▶ _Records for the task_:
--- Start ---

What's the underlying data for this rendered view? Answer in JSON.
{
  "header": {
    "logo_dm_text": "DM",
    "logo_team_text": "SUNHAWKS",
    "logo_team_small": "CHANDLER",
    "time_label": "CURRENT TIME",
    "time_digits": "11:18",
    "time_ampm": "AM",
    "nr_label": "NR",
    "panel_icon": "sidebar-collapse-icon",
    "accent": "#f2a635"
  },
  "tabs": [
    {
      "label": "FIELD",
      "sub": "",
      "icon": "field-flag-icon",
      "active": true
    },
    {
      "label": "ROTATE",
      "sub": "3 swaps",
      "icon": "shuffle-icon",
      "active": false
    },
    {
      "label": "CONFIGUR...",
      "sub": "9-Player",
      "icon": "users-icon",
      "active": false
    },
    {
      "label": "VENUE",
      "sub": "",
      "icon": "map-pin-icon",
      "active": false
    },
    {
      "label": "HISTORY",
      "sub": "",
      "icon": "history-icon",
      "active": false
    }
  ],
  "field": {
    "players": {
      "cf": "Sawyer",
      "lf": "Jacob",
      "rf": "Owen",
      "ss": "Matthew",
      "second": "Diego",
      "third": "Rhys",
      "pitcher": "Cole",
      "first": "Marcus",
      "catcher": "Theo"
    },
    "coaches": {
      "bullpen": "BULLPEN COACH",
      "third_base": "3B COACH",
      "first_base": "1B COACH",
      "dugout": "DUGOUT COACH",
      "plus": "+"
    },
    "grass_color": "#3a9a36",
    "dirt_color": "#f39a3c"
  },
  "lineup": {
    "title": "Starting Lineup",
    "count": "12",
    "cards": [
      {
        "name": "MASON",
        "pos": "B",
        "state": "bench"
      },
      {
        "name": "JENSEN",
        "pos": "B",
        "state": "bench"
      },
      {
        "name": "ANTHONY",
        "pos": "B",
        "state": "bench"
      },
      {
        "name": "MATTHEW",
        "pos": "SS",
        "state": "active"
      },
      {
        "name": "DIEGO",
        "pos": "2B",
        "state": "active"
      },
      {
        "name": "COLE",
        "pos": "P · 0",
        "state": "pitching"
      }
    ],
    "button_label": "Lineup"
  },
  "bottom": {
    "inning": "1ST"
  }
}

--- End ---

▶ _Task description_:
Copy each line of the listing that contains the string "icon".

▶ _Written reply_:
    "panel_icon": "sidebar-collapse-icon",
      "icon": "field-flag-icon",
      "icon": "shuffle-icon",
      "icon": "users-icon",
      "icon": "map-pin-icon",
      "icon": "history-icon",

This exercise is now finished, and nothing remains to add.